**Exercise task**. Retype everything in the listing, leaving each line exactly as it is.

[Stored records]
◆ ◆ ◆ ◆ ◆ ◆ ◆
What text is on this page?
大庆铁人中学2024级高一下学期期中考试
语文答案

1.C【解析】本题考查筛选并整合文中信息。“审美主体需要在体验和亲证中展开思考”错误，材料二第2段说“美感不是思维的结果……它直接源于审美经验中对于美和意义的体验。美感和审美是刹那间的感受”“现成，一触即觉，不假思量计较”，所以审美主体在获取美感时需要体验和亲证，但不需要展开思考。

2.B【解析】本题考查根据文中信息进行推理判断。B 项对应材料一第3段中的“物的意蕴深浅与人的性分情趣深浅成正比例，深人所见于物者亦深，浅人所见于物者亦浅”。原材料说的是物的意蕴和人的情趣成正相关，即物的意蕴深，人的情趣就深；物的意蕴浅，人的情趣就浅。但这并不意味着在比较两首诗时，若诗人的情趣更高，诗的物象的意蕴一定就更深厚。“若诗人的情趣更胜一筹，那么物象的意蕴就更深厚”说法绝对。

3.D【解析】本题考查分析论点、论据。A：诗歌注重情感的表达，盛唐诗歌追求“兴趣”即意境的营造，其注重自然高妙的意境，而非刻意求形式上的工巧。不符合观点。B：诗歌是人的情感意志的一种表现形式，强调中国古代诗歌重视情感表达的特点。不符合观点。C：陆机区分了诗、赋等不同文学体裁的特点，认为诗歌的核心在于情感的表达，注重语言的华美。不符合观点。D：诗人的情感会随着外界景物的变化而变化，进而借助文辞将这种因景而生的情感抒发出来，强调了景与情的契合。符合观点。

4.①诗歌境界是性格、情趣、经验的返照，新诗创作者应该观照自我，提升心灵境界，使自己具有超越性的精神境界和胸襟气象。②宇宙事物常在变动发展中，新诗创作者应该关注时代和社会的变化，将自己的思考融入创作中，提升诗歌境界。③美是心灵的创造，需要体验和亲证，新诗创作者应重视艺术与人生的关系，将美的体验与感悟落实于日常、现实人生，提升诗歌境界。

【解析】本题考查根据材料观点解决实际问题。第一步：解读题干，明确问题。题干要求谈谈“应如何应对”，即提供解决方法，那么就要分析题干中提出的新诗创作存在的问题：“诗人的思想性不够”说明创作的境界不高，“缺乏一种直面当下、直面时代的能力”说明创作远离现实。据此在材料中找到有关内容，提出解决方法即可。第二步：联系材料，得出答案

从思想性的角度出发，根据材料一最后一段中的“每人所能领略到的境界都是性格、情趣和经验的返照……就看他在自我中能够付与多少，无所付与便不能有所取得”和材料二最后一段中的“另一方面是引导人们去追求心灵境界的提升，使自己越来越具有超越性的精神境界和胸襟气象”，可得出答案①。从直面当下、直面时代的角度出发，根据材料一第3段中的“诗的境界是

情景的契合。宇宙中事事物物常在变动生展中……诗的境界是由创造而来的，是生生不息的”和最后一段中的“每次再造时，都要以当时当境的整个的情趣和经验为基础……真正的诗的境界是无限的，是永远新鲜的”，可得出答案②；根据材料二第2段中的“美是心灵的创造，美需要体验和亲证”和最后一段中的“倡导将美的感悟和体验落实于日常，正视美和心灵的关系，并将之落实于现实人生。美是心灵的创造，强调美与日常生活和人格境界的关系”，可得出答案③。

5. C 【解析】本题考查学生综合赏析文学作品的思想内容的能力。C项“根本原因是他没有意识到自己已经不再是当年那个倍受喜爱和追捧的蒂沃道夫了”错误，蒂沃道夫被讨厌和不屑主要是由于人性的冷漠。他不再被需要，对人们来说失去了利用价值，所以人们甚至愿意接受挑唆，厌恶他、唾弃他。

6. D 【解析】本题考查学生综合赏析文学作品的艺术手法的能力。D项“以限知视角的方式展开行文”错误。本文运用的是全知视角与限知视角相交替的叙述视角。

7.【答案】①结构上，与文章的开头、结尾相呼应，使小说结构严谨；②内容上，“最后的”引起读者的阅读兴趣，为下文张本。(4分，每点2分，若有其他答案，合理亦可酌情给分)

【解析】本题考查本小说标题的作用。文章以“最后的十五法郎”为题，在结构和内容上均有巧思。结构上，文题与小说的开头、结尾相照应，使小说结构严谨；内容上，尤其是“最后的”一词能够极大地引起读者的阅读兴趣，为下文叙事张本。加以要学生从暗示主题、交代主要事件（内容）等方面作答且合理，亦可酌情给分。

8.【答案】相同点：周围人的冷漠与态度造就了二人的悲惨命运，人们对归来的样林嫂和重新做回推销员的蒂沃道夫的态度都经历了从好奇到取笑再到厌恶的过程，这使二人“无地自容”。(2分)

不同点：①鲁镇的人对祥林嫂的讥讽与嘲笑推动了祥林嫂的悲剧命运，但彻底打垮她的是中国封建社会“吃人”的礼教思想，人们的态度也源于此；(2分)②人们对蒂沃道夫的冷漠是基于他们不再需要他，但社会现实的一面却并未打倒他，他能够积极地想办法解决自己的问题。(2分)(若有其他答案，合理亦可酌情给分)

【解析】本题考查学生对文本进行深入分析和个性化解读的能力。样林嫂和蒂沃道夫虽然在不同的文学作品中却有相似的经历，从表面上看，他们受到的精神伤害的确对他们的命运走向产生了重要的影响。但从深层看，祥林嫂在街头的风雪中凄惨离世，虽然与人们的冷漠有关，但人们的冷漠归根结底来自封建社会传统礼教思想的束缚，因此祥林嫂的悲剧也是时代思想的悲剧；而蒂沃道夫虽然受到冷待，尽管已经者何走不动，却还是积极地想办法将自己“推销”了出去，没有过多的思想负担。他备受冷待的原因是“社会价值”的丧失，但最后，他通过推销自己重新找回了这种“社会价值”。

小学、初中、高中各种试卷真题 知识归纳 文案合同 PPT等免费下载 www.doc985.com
◆ ◆ ◆ ◆ ◆ ◆ ◆
**Completed exercise**.
What text is on this page?
大庆铁人中学2024级高一下学期期中考试
语文答案

1.C【解析】本题考查筛选并整合文中信息。“审美主体需要在体验和亲证中展开思考”错误，材料二第2段说“美感不是思维的结果……它直接源于审美经验中对于美和意义的体验。美感和审美是刹那间的感受”“现成，一触即觉，不假思量计较”，所以审美主体在获取美感时需要体验和亲证，但不需要展开思考。

2.B【解析】本题考查根据文中信息进行推理判断。B 项对应材料一第3段中的“物的意蕴深浅与人的性分情趣深浅成正比例，深人所见于物者亦深，浅人所见于物者亦浅”。原材料说的是物的意蕴和人的情趣成正相关，即物的意蕴深，人的情趣就深；物的意蕴浅，人的情趣就浅。但这并不意味着在比较两首诗时，若诗人的情趣更高，诗的物象的意蕴一定就更深厚。“若诗人的情趣更胜一筹，那么物象的意蕴就更深厚”说法绝对。

3.D【解析】本题考查分析论点、论据。A：诗歌注重情感的表达，盛唐诗歌追求“兴趣”即意境的营造，其注重自然高妙的意境，而非刻意求形式上的工巧。不符合观点。B：诗歌是人的情感意志的一种表现形式，强调中国古代诗歌重视情感表达的特点。不符合观点。C：陆机区分了诗、赋等不同文学体裁的特点，认为诗歌的核心在于情感的表达，注重语言的华美。不符合观点。D：诗人的情感会随着外界景物的变化而变化，进而借助文辞将这种因景而生的情感抒发出来，强调了景与情的契合。符合观点。

4.①诗歌境界是性格、情趣、经验的返照，新诗创作者应该观照自我，提升心灵境界，使自己具有超越性的精神境界和胸襟气象。②宇宙事物常在变动发展中，新诗创作者应该关注时代和社会的变化，将自己的思考融入创作中，提升诗歌境界。③美是心灵的创造，需要体验和亲证，新诗创作者应重视艺术与人生的关系，将美的体验与感悟落实于日常、现实人生，提升诗歌境界。

【解析】本题考查根据材料观点解决实际问题。第一步：解读题干，明确问题。题干要求谈谈“应如何应对”，即提供解决方法，那么就要分析题干中提出的新诗创作存在的问题：“诗人的思想性不够”说明创作的境界不高，“缺乏一种直面当下、直面时代的能力”说明创作远离现实。据此在材料中找到有关内容，提出解决方法即可。第二步：联系材料，得出答案

从思想性的角度出发，根据材料一最后一段中的“每人所能领略到的境界都是性格、情趣和经验的返照……就看他在自我中能够付与多少，无所付与便不能有所取得”和材料二最后一段中的“另一方面是引导人们去追求心灵境界的提升，使自己越来越具有超越性的精神境界和胸襟气象”，可得出答案①。从直面当下、直面时代的角度出发，根据材料一第3段中的“诗的境界是

情景的契合。宇宙中事事物物常在变动生展中……诗的境界是由创造而来的，是生生不息的”和最后一段中的“每次再造时，都要以当时当境的整个的情趣和经验为基础……真正的诗的境界是无限的，是永远新鲜的”，可得出答案②；根据材料二第2段中的“美是心灵的创造，美需要体验和亲证”和最后一段中的“倡导将美的感悟和体验落实于日常，正视美和心灵的关系，并将之落实于现实人生。美是心灵的创造，强调美与日常生活和人格境界的关系”，可得出答案③。

5. C 【解析】本题考查学生综合赏析文学作品的思想内容的能力。C项“根本原因是他没有意识到自己已经不再是当年那个倍受喜爱和追捧的蒂沃道夫了”错误，蒂沃道夫被讨厌和不屑主要是由于人性的冷漠。他不再被需要，对人们来说失去了利用价值，所以人们甚至愿意接受挑唆，厌恶他、唾弃他。

6. D 【解析】本题考查学生综合赏析文学作品的艺术手法的能力。D项“以限知视角的方式展开行文”错误。本文运用的是全知视角与限知视角相交替的叙述视角。

7.【答案】①结构上，与文章的开头、结尾相呼应，使小说结构严谨；②内容上，“最后的”引起读者的阅读兴趣，为下文张本。(4分，每点2分，若有其他答案，合理亦可酌情给分)

【解析】本题考查本小说标题的作用。文章以“最后的十五法郎”为题，在结构和内容上均有巧思。结构上，文题与小说的开头、结尾相照应，使小说结构严谨；内容上，尤其是“最后的”一词能够极大地引起读者的阅读兴趣，为下文叙事张本。加以要学生从暗示主题、交代主要事件（内容）等方面作答且合理，亦可酌情给分。

8.【答案】相同点：周围人的冷漠与态度造就了二人的悲惨命运，人们对归来的样林嫂和重新做回推销员的蒂沃道夫的态度都经历了从好奇到取笑再到厌恶的过程，这使二人“无地自容”。(2分)

不同点：①鲁镇的人对祥林嫂的讥讽与嘲笑推动了祥林嫂的悲剧命运，但彻底打垮她的是中国封建社会“吃人”的礼教思想，人们的态度也源于此；(2分)②人们对蒂沃道夫的冷漠是基于他们不再需要他，但社会现实的一面却并未打倒他，他能够积极地想办法解决自己的问题。(2分)(若有其他答案，合理亦可酌情给分)

【解析】本题考查学生对文本进行深入分析和个性化解读的能力。样林嫂和蒂沃道夫虽然在不同的文学作品中却有相似的经历，从表面上看，他们受到的精神伤害的确对他们的命运走向产生了重要的影响。但从深层看，祥林嫂在街头的风雪中凄惨离世，虽然与人们的冷漠有关，但人们的冷漠归根结底来自封建社会传统礼教思想的束缚，因此祥林嫂的悲剧也是时代思想的悲剧；而蒂沃道夫虽然受到冷待，尽管已经者何走不动，却还是积极地想办法将自己“推销”了出去，没有过多的思想负担。他备受冷待的原因是“社会价值”的丧失，但最后，他通过推销自己重新找回了这种“社会价值”。

小学、初中、高中各种试卷真题 知识归纳 文案合同 PPT等免费下载 www.doc985.com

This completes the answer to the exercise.